Your objective: Return each entry exactly, with none missing.

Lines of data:

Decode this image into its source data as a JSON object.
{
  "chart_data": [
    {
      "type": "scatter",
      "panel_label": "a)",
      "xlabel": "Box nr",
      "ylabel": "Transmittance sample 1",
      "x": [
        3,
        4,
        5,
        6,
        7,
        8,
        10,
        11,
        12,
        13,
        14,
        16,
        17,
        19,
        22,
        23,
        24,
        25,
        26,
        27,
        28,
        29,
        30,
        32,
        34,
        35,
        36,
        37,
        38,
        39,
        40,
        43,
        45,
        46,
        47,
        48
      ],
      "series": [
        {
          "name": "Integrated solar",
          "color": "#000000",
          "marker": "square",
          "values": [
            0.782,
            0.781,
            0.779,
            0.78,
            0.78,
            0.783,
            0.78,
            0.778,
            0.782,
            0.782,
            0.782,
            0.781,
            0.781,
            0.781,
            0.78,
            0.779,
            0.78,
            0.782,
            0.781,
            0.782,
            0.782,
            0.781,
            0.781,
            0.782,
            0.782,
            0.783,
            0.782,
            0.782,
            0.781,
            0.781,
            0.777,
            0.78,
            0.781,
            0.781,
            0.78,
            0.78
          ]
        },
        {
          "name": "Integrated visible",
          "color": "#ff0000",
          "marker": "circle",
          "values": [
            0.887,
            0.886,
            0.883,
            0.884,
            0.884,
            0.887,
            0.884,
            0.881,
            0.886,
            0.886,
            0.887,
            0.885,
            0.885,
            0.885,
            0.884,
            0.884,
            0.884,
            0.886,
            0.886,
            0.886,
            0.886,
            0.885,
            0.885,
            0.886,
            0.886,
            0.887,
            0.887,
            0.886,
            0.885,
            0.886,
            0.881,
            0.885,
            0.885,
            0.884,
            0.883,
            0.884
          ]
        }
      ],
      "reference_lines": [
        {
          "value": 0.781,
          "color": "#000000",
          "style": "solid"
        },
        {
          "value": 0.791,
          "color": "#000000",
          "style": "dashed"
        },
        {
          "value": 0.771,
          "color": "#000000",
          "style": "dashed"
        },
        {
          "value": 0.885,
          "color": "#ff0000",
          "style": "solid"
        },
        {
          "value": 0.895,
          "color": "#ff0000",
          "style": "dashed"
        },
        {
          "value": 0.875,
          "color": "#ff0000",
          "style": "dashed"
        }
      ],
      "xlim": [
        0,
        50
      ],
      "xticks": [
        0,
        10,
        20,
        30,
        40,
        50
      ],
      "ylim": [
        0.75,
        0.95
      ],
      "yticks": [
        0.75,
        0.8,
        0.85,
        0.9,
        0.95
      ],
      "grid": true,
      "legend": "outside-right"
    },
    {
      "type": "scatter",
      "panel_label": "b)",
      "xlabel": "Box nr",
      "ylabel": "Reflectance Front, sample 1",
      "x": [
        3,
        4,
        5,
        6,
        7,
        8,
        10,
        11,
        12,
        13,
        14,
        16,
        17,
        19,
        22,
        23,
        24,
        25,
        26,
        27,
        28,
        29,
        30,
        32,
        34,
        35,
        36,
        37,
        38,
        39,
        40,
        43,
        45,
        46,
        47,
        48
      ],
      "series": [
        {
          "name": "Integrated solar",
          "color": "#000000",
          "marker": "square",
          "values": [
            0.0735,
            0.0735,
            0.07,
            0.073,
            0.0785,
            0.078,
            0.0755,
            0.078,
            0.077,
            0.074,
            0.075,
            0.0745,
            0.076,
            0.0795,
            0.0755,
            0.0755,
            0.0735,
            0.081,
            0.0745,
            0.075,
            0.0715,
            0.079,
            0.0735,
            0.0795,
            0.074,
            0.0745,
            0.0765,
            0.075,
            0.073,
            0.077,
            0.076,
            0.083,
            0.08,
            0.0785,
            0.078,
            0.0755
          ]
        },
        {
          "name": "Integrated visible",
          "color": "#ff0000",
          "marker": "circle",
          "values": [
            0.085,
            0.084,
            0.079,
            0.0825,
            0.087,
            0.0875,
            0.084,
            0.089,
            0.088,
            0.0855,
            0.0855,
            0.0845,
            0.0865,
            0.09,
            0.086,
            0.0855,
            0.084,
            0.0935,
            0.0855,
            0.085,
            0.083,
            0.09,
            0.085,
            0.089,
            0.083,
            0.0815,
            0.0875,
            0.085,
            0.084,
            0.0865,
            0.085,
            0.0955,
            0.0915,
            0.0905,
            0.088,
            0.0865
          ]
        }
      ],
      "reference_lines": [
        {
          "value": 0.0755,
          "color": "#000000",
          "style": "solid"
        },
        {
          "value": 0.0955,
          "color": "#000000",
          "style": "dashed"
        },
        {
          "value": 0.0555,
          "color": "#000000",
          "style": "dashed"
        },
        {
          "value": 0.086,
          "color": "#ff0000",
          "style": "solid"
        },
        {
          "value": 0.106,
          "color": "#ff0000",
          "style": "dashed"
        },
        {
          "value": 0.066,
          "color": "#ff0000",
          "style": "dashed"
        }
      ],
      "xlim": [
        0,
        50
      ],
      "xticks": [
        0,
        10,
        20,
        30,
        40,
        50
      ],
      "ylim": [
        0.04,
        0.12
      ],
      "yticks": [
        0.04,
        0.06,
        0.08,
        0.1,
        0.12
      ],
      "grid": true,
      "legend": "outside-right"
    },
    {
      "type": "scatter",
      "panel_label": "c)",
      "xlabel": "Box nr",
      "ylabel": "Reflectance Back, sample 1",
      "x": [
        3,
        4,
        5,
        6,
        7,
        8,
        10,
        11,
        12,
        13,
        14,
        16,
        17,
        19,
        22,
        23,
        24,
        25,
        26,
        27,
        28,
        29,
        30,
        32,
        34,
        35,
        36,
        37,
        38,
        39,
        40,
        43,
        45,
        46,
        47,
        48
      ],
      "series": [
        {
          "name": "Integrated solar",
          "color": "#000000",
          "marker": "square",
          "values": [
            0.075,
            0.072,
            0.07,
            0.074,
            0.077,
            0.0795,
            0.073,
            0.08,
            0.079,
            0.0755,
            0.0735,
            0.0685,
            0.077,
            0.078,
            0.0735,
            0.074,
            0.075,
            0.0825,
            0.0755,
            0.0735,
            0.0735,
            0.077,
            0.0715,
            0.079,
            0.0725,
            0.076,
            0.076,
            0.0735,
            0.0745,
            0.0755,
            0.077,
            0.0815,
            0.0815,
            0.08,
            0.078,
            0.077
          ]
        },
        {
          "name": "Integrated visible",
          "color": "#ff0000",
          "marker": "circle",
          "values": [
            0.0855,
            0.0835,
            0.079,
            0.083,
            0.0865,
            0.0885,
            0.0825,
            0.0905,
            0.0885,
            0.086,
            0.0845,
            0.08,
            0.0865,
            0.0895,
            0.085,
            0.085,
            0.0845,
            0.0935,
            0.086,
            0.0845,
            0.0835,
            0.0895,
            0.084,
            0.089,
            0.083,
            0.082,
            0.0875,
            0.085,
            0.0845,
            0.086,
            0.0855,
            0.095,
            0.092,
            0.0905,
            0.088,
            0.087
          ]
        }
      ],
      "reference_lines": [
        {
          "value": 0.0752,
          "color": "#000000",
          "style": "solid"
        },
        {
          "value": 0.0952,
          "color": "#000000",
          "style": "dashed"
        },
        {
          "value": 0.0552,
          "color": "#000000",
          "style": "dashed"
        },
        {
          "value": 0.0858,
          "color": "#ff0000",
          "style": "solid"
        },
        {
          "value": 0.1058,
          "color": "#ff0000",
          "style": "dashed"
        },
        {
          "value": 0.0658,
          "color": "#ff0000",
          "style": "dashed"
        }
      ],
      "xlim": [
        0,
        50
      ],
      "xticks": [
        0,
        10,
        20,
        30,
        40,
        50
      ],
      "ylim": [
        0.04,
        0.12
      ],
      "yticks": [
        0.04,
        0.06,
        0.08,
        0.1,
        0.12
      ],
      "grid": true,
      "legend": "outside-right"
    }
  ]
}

Output of the task:
Decode this image into its source data as a JSON object.
{
  "chart_data": [
    {
      "type": "scatter",
      "panel_label": "a)",
      "xlabel": "Box nr",
      "ylabel": "Transmittance sample 1",
      "x": [
        3,
        4,
        5,
        6,
        7,
        8,
        10,
        11,
        12,
        13,
        14,
        16,
        17,
        19,
        22,
        23,
        24,
        25,
        26,
        27,
        28,
        29,
        30,
        32,
        34,
        35,
        36,
        37,
        38,
        39,
        40,
        43,
        45,
        46,
        47,
        48
      ],
      "series": [
        {
          "name": "Integrated solar",
          "color": "#000000",
          "marker": "square",
          "values": [
            0.782,
            0.781,
            0.779,
            0.78,
            0.78,
            0.783,
            0.78,
            0.778,
            0.782,
            0.782,
            0.782,
            0.781,
            0.781,
            0.781,
            0.78,
            0.779,
            0.78,
            0.782,
            0.781,
            0.782,
            0.782,
            0.781,
            0.781,
            0.782,
            0.782,
            0.783,
            0.782,
            0.782,
            0.781,
            0.781,
            0.777,
            0.78,
            0.781,
            0.781,
            0.78,
            0.78
          ]
        },
        {
          "name": "Integrated visible",
          "color": "#ff0000",
          "marker": "circle",
          "values": [
            0.887,
            0.886,
            0.883,
            0.884,
            0.884,
            0.887,
            0.884,
            0.881,
            0.886,
            0.886,
            0.887,
            0.885,
            0.885,
            0.885,
            0.884,
            0.884,
            0.884,
            0.886,
            0.886,
            0.886,
            0.886,
            0.885,
            0.885,
            0.886,
            0.886,
            0.887,
            0.887,
            0.886,
            0.885,
            0.886,
            0.881,
            0.885,
            0.885,
            0.884,
            0.883,
            0.884
          ]
        }
      ],
      "reference_lines": [
        {
          "value": 0.781,
          "color": "#000000",
          "style": "solid"
        },
        {
          "value": 0.791,
          "color": "#000000",
          "style": "dashed"
        },
        {
          "value": 0.771,
          "color": "#000000",
          "style": "dashed"
        },
        {
          "value": 0.885,
          "color": "#ff0000",
          "style": "solid"
        },
        {
          "value": 0.895,
          "color": "#ff0000",
          "style": "dashed"
        },
        {
          "value": 0.875,
          "color": "#ff0000",
          "style": "dashed"
        }
      ],
      "xlim": [
        0,
        50
      ],
      "xticks": [
        0,
        10,
        20,
        30,
        40,
        50
      ],
      "ylim": [
        0.75,
        0.95
      ],
      "yticks": [
        0.75,
        0.8,
        0.85,
        0.9,
        0.95
      ],
      "grid": true,
      "legend": "outside-right"
    },
    {
      "type": "scatter",
      "panel_label": "b)",
      "xlabel": "Box nr",
      "ylabel": "Reflectance Front, sample 1",
      "x": [
        3,
        4,
        5,
        6,
        7,
        8,
        10,
        11,
        12,
        13,
        14,
        16,
        17,
        19,
        22,
        23,
        24,
        25,
        26,
        27,
        28,
        29,
        30,
        32,
        34,
        35,
        36,
        37,
        38,
        39,
        40,
        43,
        45,
        46,
        47,
        48
      ],
      "series": [
        {
          "name": "Integrated solar",
          "color": "#000000",
          "marker": "square",
          "values": [
            0.0735,
            0.0735,
            0.07,
            0.073,
            0.0785,
            0.078,
            0.0755,
            0.078,
            0.077,
            0.074,
            0.075,
            0.0745,
            0.076,
            0.0795,
            0.0755,
            0.0755,
            0.0735,
            0.081,
            0.0745,
            0.075,
            0.0715,
            0.079,
            0.0735,
            0.0795,
            0.074,
            0.0745,
            0.0765,
            0.075,
            0.073,
            0.077,
            0.076,
            0.083,
            0.08,
            0.0785,
            0.078,
            0.0755
          ]
        },
        {
          "name": "Integrated visible",
          "color": "#ff0000",
          "marker": "circle",
          "values": [
            0.085,
            0.084,
            0.079,
            0.0825,
            0.087,
            0.0875,
            0.084,
            0.089,
            0.088,
            0.0855,
            0.0855,
            0.0845,
            0.0865,
            0.09,
            0.086,
            0.0855,
            0.084,
            0.0935,
            0.0855,
            0.085,
            0.083,
            0.09,
            0.085,
            0.089,
            0.083,
            0.0815,
            0.0875,
            0.085,
            0.084,
            0.0865,
            0.085,
            0.0955,
            0.0915,
            0.0905,
            0.088,
            0.0865
          ]
        }
      ],
      "reference_lines": [
        {
          "value": 0.0755,
          "color": "#000000",
          "style": "solid"
        },
        {
          "value": 0.0955,
          "color": "#000000",
          "style": "dashed"
        },
        {
          "value": 0.0555,
          "color": "#000000",
          "style": "dashed"
        },
        {
          "value": 0.086,
          "color": "#ff0000",
          "style": "solid"
        },
        {
          "value": 0.106,
          "color": "#ff0000",
          "style": "dashed"
        },
        {
          "value": 0.066,
          "color": "#ff0000",
          "style": "dashed"
        }
      ],
      "xlim": [
        0,
        50
      ],
      "xticks": [
        0,
        10,
        20,
        30,
        40,
        50
      ],
      "ylim": [
        0.04,
        0.12
      ],
      "yticks": [
        0.04,
        0.06,
        0.08,
        0.1,
        0.12
      ],
      "grid": true,
      "legend": "outside-right"
    },
    {
      "type": "scatter",
      "panel_label": "c)",
      "xlabel": "Box nr",
      "ylabel": "Reflectance Back, sample 1",
      "x": [
        3,
        4,
        5,
        6,
        7,
        8,
        10,
        11,
        12,
        13,
        14,
        16,
        17,
        19,
        22,
        23,
        24,
        25,
        26,
        27,
        28,
        29,
        30,
        32,
        34,
        35,
        36,
        37,
        38,
        39,
        40,
        43,
        45,
        46,
        47,
        48
      ],
      "series": [
        {
          "name": "Integrated solar",
          "color": "#000000",
          "marker": "square",
          "values": [
            0.075,
            0.072,
            0.07,
            0.074,
            0.077,
            0.0795,
            0.073,
            0.08,
            0.079,
            0.0755,
            0.0735,
            0.0685,
            0.077,
            0.078,
            0.0735,
            0.074,
            0.075,
            0.0825,
            0.0755,
            0.0735,
            0.0735,
            0.077,
            0.0715,
            0.079,
            0.0725,
            0.076,
            0.076,
            0.0735,
            0.0745,
            0.0755,
            0.077,
            0.0815,
            0.0815,
            0.08,
            0.078,
            0.077
          ]
        },
        {
          "name": "Integrated visible",
          "color": "#ff0000",
          "marker": "circle",
          "values": [
            0.0855,
            0.0835,
            0.079,
            0.083,
            0.0865,
            0.0885,
            0.0825,
            0.0905,
            0.0885,
            0.086,
            0.0845,
            0.08,
            0.0865,
            0.0895,
            0.085,
            0.085,
            0.0845,
            0.0935,
            0.086,
            0.0845,
            0.0835,
            0.0895,
            0.084,
            0.089,
            0.083,
            0.082,
            0.0875,
            0.085,
            0.0845,
            0.086,
            0.0855,
            0.095,
            0.092,
            0.0905,
            0.088,
            0.087
          ]
        }
      ],
      "reference_lines": [
        {
          "value": 0.0752,
          "color": "#000000",
          "style": "solid"
        },
        {
          "value": 0.0952,
          "color": "#000000",
          "style": "dashed"
        },
        {
          "value": 0.0552,
          "color": "#000000",
          "style": "dashed"
        },
        {
          "value": 0.0858,
          "color": "#ff0000",
          "style": "solid"
        },
        {
          "value": 0.1058,
          "color": "#ff0000",
          "style": "dashed"
        },
        {
          "value": 0.0658,
          "color": "#ff0000",
          "style": "dashed"
        }
      ],
      "xlim": [
        0,
        50
      ],
      "xticks": [
        0,
        10,
        20,
        30,
        40,
        50
      ],
      "ylim": [
        0.04,
        0.12
      ],
      "yticks": [
        0.04,
        0.06,
        0.08,
        0.1,
        0.12
      ],
      "grid": true,
      "legend": "outside-right"
    }
  ]
}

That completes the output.